[Rows from a dataset]
************
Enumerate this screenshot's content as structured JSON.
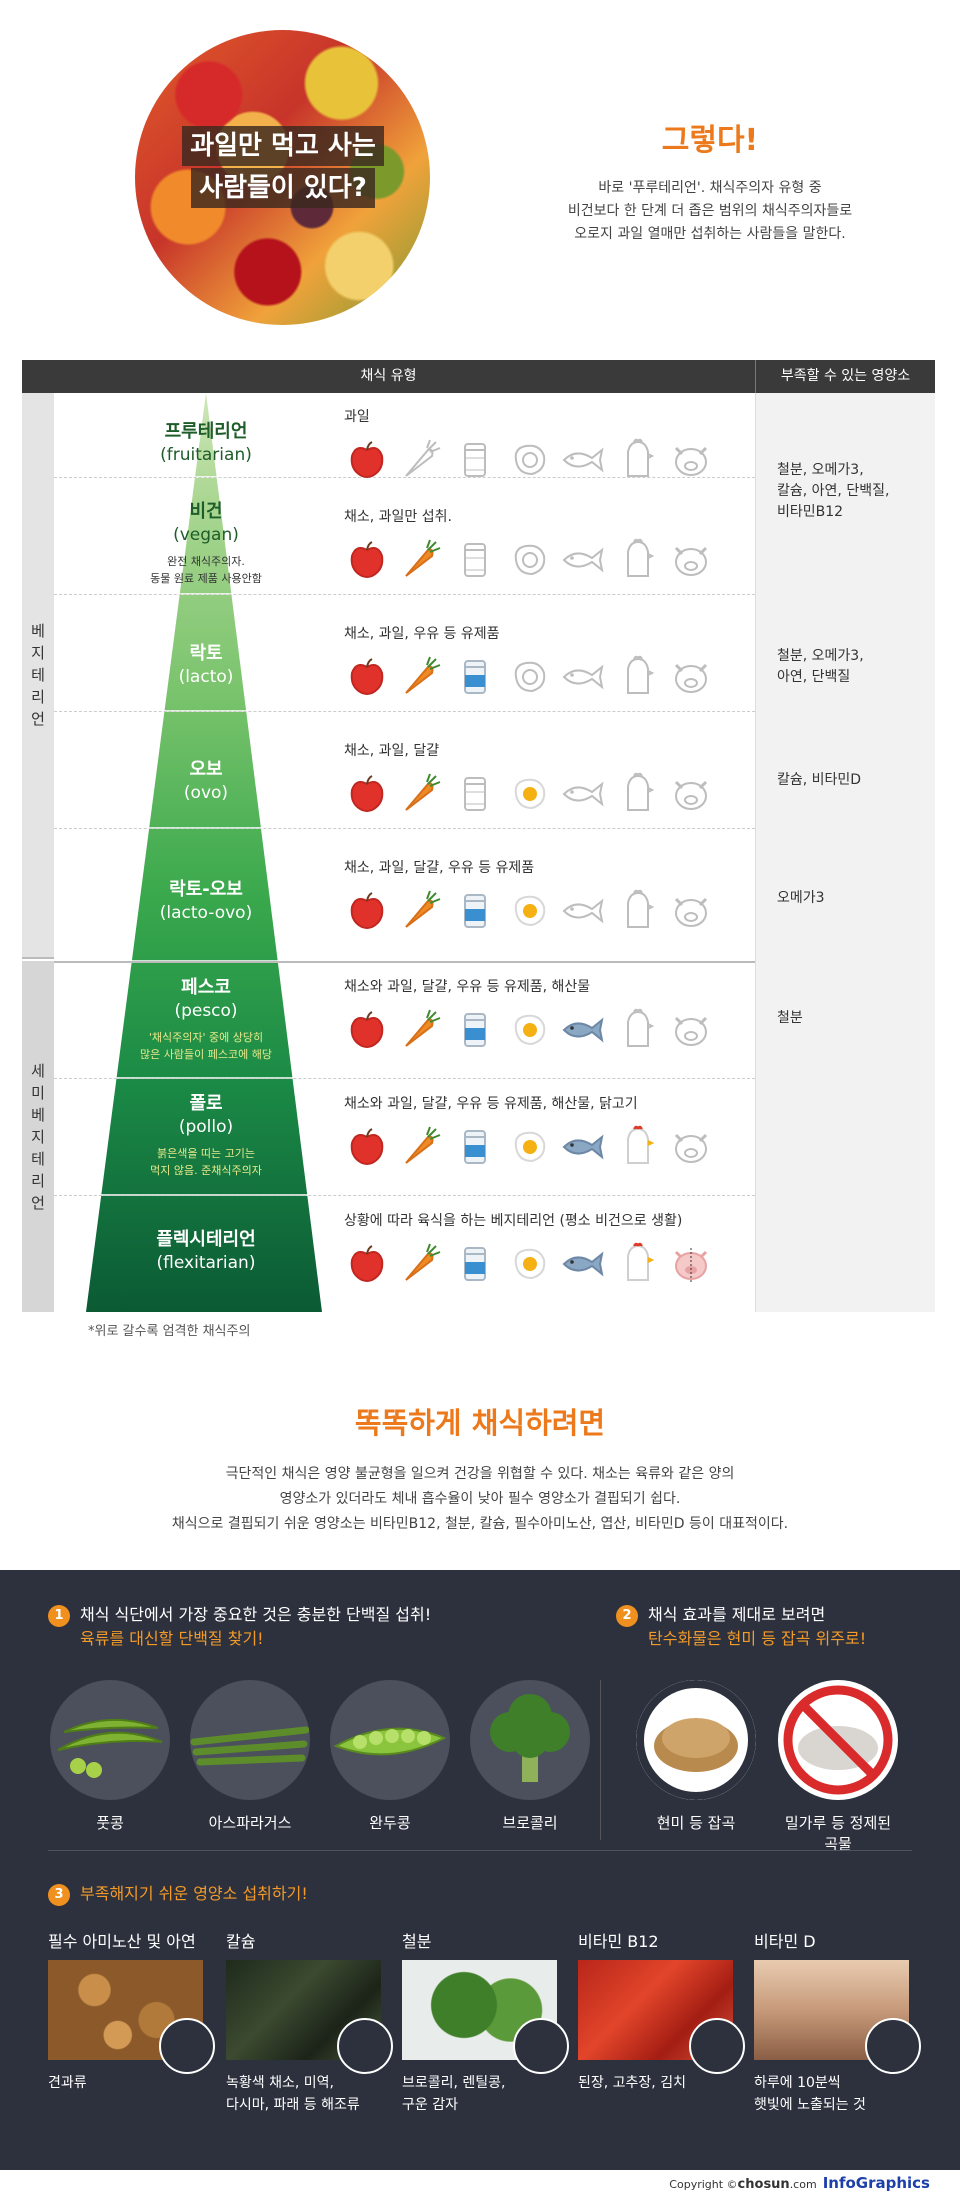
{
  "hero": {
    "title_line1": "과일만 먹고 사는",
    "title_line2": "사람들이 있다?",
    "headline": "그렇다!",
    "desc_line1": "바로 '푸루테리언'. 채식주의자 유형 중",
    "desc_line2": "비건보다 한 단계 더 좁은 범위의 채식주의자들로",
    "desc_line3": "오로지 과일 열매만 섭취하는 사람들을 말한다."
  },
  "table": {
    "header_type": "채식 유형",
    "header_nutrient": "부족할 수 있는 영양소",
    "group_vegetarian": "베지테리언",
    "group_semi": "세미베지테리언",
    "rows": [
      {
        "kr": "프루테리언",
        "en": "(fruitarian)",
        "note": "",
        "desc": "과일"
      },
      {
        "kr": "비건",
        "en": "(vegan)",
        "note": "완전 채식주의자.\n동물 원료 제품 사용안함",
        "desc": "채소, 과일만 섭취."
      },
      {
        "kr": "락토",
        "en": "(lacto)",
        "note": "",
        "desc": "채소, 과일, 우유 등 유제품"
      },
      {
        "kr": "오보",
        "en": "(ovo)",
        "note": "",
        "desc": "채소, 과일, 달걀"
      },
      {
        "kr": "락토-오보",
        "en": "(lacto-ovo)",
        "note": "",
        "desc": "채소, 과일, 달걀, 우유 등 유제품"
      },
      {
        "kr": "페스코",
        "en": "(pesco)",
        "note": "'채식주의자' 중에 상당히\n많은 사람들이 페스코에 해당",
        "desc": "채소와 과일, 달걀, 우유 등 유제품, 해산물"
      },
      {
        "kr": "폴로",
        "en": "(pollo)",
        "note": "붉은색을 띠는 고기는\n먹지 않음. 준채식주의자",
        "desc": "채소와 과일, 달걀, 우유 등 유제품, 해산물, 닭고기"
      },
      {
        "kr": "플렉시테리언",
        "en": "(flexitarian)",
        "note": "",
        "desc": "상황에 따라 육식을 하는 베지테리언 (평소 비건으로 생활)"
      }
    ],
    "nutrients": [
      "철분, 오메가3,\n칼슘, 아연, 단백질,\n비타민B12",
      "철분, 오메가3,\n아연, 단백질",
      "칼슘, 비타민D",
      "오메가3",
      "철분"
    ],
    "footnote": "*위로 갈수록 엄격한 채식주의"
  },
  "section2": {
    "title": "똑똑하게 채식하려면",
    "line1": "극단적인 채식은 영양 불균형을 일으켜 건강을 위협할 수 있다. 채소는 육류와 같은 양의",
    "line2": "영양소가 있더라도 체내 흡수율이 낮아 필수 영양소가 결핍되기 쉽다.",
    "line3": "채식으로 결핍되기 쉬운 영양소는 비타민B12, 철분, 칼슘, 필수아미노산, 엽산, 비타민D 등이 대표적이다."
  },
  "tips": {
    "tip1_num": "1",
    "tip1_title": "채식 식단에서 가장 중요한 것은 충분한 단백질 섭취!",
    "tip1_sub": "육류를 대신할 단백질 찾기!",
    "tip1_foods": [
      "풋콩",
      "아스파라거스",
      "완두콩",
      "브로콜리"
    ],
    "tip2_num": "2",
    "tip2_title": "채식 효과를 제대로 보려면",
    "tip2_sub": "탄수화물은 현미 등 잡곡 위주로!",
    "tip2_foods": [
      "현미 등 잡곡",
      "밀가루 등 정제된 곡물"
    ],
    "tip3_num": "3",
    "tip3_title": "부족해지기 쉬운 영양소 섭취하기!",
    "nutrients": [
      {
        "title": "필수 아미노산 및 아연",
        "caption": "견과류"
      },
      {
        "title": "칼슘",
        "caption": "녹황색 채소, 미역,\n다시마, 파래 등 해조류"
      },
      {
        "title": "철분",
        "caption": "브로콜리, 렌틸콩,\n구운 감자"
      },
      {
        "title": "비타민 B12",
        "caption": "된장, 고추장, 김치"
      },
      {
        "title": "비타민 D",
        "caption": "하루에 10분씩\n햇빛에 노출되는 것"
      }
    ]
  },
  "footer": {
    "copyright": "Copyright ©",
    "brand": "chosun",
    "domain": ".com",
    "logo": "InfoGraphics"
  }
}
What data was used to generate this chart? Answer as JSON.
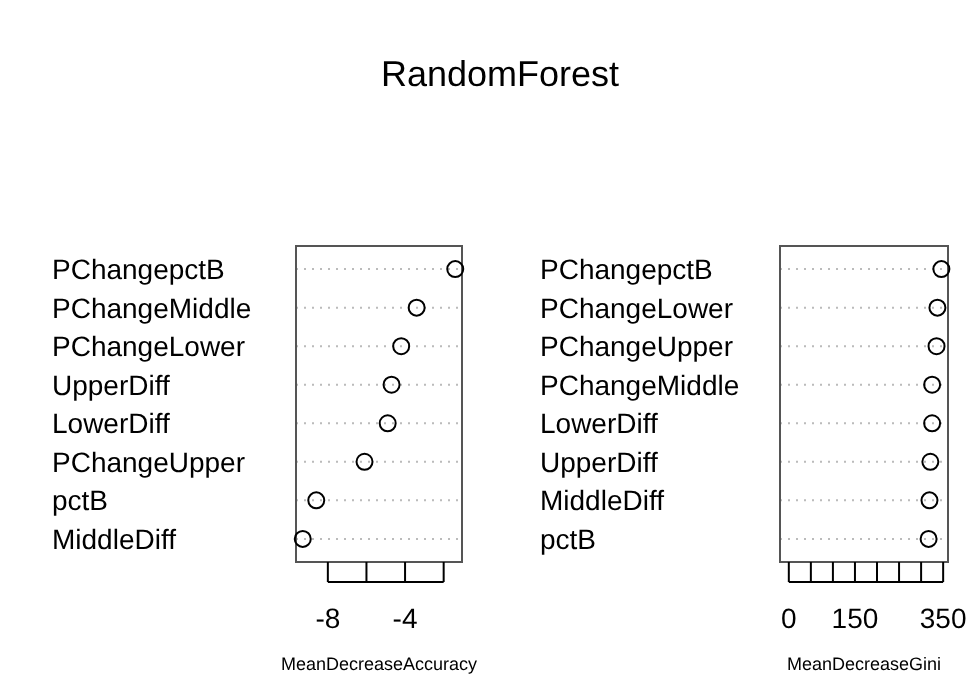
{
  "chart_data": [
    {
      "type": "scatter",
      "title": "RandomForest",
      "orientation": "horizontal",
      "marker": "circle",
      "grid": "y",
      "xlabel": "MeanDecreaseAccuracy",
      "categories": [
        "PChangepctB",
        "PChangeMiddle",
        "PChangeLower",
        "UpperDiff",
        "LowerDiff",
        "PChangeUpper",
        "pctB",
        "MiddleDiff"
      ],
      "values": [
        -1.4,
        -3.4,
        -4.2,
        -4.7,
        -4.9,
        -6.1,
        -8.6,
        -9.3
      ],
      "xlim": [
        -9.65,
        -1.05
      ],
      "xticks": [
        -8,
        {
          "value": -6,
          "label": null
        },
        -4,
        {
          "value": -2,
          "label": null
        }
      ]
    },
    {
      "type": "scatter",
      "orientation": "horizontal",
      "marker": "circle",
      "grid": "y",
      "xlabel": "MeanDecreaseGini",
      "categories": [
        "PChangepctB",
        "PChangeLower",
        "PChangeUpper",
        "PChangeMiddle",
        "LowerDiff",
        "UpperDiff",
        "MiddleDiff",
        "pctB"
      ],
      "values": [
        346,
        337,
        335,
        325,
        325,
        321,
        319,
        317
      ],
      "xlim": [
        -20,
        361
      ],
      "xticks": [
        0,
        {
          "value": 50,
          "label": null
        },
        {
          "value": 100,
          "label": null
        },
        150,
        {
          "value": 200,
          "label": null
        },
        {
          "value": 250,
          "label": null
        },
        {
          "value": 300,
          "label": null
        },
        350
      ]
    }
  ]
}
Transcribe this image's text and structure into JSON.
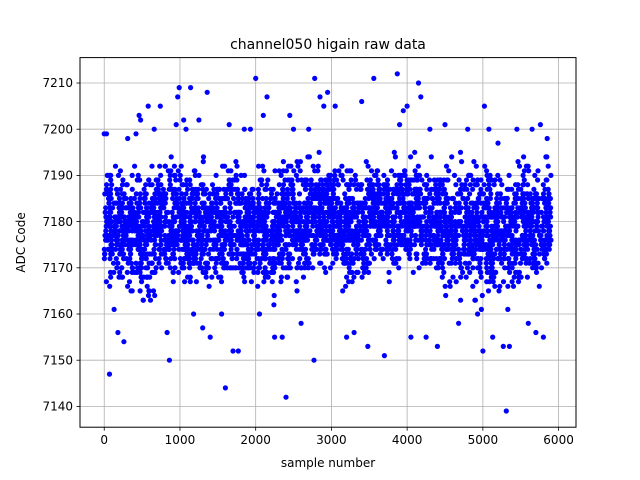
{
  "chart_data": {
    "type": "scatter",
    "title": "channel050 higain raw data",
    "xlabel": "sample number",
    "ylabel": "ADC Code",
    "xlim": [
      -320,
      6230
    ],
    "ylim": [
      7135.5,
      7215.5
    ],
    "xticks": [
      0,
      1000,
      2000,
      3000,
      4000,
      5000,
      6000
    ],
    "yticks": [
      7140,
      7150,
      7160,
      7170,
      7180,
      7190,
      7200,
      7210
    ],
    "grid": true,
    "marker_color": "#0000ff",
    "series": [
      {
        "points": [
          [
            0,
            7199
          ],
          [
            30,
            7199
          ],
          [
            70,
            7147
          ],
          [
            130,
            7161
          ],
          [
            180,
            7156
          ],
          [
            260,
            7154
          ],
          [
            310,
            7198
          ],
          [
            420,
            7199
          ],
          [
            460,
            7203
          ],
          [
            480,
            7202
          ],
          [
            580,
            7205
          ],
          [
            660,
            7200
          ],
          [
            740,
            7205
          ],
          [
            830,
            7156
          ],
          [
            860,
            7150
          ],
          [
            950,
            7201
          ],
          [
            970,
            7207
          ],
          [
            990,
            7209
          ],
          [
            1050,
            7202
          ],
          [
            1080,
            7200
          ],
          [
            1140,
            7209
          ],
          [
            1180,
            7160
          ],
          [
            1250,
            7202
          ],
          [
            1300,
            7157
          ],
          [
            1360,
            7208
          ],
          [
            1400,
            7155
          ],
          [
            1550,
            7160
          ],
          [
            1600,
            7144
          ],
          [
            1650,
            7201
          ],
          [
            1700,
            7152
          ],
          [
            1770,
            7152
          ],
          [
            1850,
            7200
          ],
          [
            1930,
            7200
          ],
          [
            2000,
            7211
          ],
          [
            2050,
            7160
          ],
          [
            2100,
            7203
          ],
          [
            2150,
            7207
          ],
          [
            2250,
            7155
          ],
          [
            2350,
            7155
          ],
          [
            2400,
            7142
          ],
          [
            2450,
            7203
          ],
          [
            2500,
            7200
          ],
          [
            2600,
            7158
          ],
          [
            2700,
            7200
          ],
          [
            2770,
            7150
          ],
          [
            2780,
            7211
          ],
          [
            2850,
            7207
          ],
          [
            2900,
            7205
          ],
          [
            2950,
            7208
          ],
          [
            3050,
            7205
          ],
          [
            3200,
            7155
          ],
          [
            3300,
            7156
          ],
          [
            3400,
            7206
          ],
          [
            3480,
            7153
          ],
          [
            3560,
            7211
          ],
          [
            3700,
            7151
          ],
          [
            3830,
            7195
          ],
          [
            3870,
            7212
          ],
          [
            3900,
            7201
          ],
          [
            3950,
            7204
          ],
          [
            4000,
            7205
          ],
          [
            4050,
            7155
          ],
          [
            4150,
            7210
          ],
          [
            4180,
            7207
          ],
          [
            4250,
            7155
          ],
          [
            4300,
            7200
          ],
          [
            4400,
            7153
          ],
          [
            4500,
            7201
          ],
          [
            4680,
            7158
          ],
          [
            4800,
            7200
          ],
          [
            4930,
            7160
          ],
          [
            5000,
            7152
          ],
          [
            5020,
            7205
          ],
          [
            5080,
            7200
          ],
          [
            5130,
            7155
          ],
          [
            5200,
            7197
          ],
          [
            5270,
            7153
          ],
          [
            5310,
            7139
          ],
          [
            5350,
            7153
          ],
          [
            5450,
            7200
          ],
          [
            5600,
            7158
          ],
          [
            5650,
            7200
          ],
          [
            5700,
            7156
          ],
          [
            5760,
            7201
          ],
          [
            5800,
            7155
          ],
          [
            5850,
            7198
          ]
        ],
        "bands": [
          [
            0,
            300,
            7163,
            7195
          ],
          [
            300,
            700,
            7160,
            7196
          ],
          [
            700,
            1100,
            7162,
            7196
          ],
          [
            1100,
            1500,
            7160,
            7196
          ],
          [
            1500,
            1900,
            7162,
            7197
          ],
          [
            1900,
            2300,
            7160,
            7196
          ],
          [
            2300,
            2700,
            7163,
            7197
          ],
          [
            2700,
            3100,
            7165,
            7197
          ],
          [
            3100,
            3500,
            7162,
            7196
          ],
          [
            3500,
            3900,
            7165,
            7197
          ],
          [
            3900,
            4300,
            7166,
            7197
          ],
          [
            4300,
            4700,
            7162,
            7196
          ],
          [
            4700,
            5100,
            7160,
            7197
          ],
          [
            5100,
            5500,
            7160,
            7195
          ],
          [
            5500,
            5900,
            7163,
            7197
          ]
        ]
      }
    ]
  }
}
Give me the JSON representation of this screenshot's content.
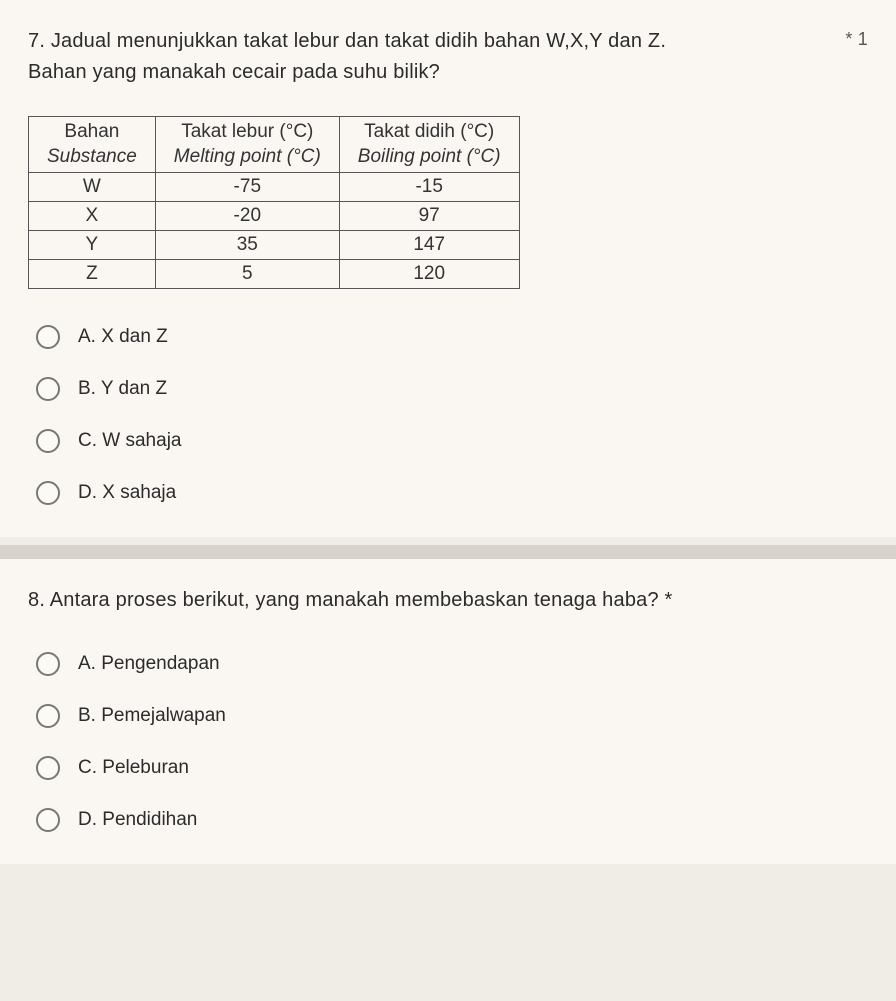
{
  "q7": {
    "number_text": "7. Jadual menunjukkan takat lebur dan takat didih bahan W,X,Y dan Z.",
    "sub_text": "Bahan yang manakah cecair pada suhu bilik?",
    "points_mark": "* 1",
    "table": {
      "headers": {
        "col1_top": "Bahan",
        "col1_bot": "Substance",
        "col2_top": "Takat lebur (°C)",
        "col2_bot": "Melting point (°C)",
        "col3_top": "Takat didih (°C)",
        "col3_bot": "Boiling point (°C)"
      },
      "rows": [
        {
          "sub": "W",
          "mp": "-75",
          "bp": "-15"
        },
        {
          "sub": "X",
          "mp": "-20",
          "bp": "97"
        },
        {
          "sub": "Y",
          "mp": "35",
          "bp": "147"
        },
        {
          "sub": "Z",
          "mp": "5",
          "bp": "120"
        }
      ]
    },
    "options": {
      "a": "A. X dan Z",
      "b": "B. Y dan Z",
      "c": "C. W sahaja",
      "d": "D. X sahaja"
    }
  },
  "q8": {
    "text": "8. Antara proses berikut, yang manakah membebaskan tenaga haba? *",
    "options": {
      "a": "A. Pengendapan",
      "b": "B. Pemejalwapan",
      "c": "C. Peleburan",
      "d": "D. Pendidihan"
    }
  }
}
************
Reproduce word for word the lines running from the line with "Give me the" through the end of the data, both included, and nothing else; leave out the pictures.

■ **REPLY**
Give me the JSON representation of this screenshot's content.
{
  "q7": {
    "number_text": "7. Jadual menunjukkan takat lebur dan takat didih bahan W,X,Y dan Z.",
    "sub_text": "Bahan yang manakah cecair pada suhu bilik?",
    "points_mark": "* 1",
    "table": {
      "headers": {
        "col1_top": "Bahan",
        "col1_bot": "Substance",
        "col2_top": "Takat lebur (°C)",
        "col2_bot": "Melting point (°C)",
        "col3_top": "Takat didih (°C)",
        "col3_bot": "Boiling point (°C)"
      },
      "rows": [
        {
          "sub": "W",
          "mp": "-75",
          "bp": "-15"
        },
        {
          "sub": "X",
          "mp": "-20",
          "bp": "97"
        },
        {
          "sub": "Y",
          "mp": "35",
          "bp": "147"
        },
        {
          "sub": "Z",
          "mp": "5",
          "bp": "120"
        }
      ]
    },
    "options": {
      "a": "A. X dan Z",
      "b": "B. Y dan Z",
      "c": "C. W sahaja",
      "d": "D. X sahaja"
    }
  },
  "q8": {
    "text": "8. Antara proses berikut, yang manakah membebaskan tenaga haba? *",
    "options": {
      "a": "A. Pengendapan",
      "b": "B. Pemejalwapan",
      "c": "C. Peleburan",
      "d": "D. Pendidihan"
    }
  }
}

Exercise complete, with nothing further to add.